DO THIS — Which lines in the records below contain the word "equity"? Copy each one out.

(Records from a data collection)
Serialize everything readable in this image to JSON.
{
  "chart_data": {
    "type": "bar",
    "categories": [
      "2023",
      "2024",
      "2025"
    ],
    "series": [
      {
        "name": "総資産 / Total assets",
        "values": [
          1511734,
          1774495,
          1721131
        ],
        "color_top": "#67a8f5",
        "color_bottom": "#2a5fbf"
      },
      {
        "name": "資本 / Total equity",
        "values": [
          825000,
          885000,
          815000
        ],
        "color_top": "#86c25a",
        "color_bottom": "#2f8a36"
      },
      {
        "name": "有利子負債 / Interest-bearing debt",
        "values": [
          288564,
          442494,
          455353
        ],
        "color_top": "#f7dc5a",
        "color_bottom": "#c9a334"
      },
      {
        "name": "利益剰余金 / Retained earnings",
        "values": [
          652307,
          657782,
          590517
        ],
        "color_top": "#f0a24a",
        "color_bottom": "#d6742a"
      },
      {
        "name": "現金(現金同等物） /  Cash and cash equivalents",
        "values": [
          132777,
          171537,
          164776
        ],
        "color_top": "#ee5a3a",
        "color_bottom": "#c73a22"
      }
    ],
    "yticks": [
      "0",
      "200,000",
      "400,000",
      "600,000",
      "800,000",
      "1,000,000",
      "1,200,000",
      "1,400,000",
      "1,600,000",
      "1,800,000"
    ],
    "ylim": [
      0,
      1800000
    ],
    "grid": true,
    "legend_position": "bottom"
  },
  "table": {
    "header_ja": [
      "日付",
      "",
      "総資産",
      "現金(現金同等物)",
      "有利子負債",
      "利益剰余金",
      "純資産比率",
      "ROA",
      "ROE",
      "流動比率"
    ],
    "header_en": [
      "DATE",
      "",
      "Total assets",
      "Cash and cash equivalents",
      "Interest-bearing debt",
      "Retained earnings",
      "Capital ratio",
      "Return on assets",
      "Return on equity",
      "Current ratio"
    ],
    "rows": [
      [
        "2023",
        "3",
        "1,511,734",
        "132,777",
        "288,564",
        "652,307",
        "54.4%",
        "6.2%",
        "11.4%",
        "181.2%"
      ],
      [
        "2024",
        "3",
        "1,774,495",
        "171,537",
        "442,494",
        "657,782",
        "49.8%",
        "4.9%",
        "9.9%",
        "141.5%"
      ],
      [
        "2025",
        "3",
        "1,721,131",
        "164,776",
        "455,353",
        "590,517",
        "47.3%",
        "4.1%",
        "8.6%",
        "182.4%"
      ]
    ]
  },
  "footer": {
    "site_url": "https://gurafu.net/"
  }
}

==

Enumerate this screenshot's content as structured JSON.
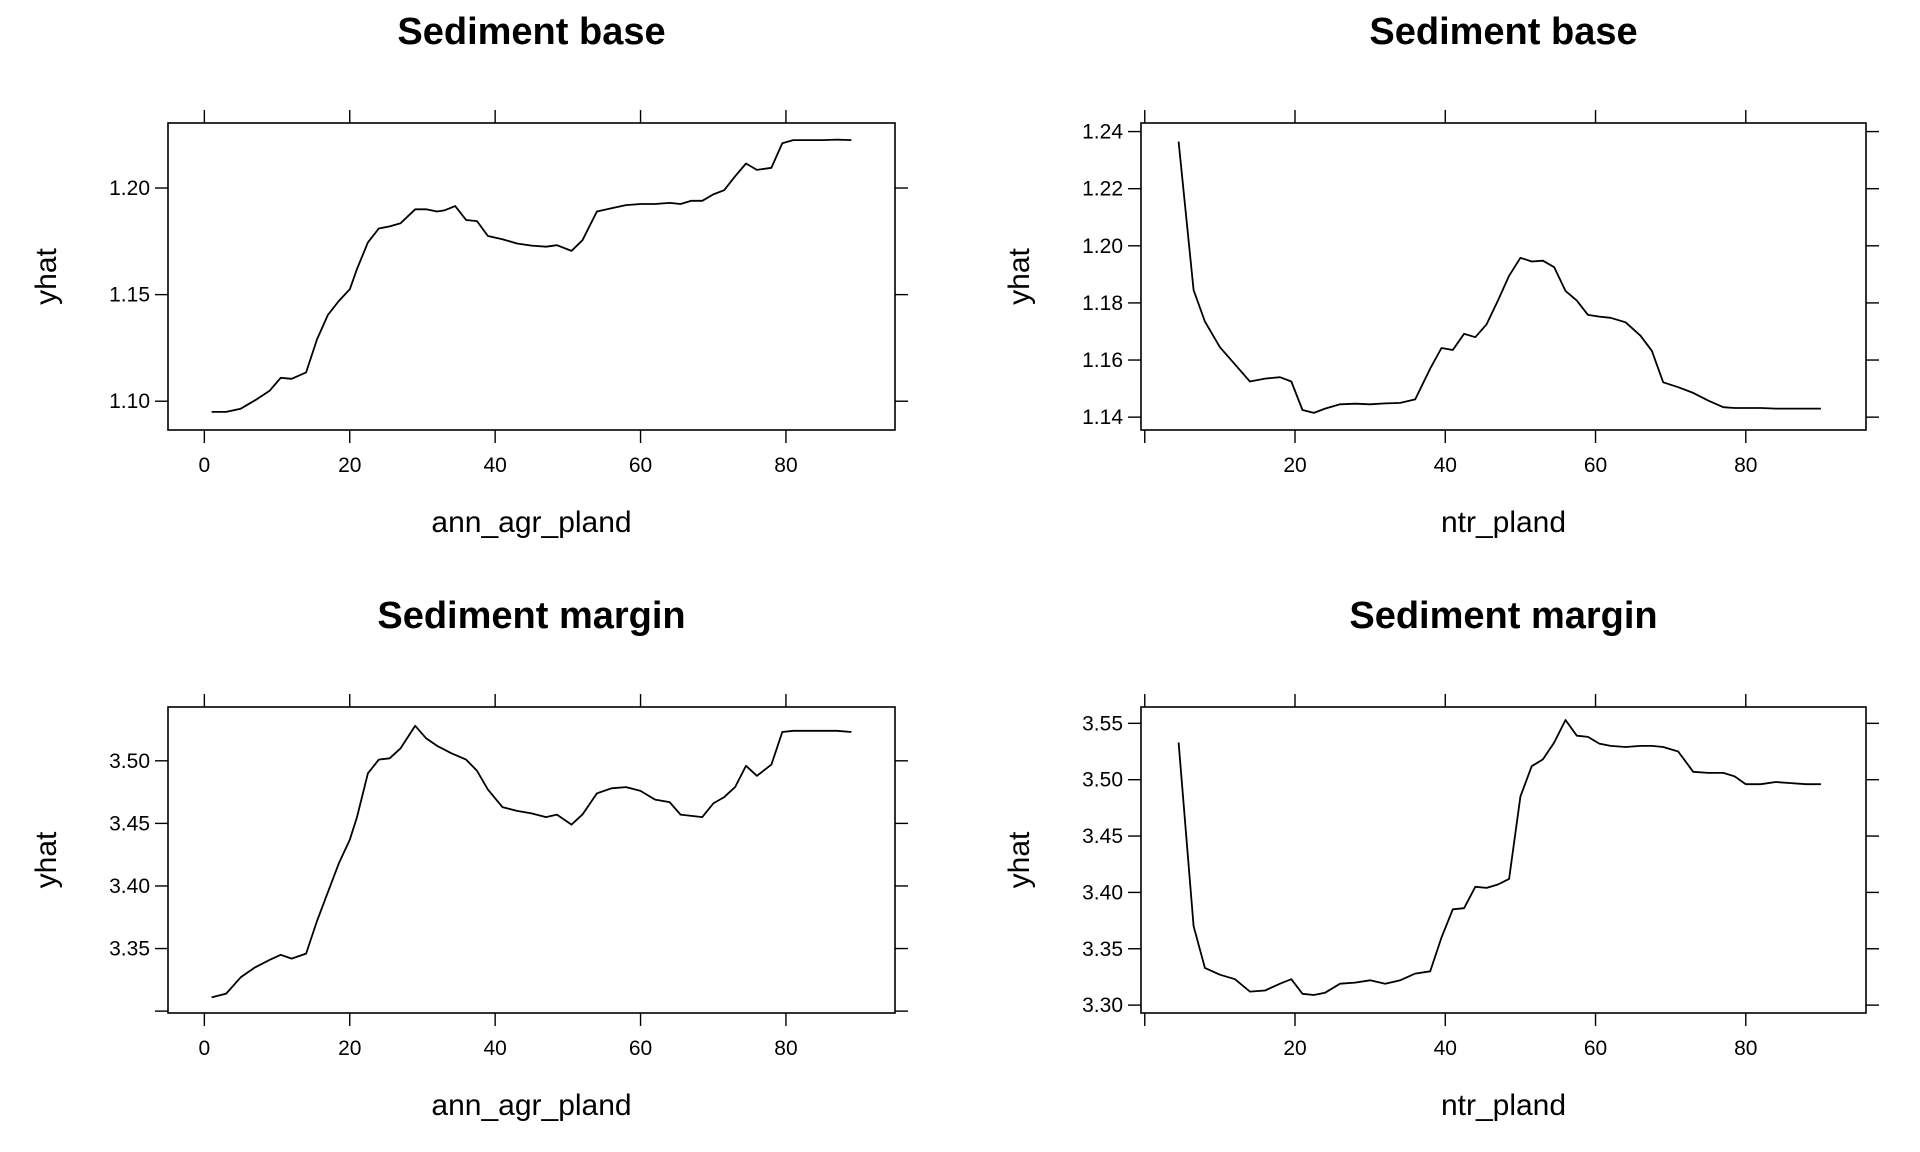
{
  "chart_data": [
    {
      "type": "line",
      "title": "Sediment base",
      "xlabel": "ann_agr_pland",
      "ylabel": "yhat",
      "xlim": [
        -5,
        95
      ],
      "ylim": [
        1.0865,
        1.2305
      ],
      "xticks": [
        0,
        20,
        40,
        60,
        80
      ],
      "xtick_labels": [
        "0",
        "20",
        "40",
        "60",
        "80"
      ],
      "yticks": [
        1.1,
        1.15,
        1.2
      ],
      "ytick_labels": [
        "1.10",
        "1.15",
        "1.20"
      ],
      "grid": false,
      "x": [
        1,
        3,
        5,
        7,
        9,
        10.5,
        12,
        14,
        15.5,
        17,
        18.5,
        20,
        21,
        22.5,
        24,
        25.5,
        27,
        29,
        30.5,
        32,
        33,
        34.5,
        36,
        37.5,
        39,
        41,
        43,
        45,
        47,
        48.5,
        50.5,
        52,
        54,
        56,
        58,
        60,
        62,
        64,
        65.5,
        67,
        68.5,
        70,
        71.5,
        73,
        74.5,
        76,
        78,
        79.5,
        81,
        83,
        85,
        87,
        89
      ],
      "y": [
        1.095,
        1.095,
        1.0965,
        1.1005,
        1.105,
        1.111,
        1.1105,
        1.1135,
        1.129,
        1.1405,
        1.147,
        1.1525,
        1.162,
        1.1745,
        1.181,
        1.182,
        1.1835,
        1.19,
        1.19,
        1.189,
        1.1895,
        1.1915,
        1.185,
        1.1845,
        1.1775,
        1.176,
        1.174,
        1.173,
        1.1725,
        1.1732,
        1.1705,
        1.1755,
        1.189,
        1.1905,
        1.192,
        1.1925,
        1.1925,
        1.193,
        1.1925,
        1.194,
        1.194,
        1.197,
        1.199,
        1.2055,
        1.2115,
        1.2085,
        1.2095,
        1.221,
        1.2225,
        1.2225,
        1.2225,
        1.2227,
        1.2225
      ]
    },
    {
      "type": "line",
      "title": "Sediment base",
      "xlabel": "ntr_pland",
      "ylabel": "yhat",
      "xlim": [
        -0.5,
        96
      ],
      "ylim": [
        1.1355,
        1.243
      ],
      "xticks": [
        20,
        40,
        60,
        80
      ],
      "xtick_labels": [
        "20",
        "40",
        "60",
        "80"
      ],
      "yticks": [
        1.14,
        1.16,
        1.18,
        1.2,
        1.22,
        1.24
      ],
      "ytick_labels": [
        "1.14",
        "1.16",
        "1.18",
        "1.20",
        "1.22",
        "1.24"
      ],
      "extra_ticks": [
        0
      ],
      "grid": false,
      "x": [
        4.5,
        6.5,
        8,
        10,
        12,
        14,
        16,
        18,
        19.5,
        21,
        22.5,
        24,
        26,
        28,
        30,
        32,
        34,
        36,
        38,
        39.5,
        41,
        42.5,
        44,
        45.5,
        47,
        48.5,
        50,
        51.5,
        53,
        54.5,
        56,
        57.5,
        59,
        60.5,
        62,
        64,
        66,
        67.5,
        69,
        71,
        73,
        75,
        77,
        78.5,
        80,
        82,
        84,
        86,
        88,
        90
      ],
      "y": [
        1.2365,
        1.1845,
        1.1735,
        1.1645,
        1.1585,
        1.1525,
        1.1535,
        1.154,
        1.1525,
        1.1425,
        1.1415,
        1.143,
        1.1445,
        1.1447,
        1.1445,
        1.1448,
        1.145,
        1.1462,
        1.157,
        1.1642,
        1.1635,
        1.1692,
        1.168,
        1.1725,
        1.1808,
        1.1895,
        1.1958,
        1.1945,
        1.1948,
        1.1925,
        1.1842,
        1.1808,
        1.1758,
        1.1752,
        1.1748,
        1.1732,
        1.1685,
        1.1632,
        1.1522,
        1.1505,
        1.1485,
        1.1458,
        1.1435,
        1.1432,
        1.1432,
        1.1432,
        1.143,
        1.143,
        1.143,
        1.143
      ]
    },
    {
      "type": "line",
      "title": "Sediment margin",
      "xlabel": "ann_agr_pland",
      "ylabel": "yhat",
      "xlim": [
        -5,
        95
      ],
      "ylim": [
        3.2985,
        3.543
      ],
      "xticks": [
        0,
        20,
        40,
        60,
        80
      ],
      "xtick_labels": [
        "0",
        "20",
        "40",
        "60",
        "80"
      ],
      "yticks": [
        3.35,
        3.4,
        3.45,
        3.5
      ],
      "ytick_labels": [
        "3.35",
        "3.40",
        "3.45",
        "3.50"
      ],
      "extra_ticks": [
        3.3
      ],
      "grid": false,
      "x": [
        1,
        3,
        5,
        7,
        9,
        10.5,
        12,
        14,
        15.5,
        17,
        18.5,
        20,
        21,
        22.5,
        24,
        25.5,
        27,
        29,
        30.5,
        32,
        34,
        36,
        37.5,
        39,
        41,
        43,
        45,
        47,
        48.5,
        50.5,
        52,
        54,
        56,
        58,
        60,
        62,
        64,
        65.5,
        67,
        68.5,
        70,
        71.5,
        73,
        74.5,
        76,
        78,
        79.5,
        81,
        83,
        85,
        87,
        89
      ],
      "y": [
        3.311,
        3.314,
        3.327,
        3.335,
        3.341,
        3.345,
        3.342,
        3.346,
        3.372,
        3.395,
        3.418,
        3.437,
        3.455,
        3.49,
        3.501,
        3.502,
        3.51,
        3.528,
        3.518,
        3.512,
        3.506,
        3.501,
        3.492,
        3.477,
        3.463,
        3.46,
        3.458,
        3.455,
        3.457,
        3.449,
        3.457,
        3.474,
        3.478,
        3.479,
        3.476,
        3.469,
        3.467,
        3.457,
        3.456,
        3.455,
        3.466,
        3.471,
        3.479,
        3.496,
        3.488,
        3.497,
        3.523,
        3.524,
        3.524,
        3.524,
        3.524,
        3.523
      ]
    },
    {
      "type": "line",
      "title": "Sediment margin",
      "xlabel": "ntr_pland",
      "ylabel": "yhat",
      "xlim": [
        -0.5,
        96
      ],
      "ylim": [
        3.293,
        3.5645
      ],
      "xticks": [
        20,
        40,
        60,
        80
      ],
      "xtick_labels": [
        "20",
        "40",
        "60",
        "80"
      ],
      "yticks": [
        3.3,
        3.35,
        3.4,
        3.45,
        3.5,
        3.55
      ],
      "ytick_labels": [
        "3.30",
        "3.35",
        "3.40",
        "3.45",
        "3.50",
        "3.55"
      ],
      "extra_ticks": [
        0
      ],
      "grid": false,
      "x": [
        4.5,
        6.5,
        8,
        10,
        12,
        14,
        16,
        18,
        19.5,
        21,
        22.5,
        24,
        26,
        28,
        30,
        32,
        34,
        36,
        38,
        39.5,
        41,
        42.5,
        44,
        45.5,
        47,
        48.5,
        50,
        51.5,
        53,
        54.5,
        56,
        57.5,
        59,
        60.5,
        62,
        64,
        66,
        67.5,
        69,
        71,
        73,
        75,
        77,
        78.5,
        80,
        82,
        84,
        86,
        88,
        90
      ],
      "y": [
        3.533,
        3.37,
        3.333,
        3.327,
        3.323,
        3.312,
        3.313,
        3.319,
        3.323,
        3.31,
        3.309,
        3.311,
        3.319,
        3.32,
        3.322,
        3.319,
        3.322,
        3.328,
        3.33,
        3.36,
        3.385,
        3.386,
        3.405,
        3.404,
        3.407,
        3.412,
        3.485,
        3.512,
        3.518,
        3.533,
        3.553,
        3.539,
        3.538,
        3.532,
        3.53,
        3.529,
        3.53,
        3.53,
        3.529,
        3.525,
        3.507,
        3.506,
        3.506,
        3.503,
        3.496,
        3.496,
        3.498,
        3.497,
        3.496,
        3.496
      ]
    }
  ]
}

ANSWER FOR THIS EXERCISE —
        "name": "資本 / Total equity",
      "Return on equity",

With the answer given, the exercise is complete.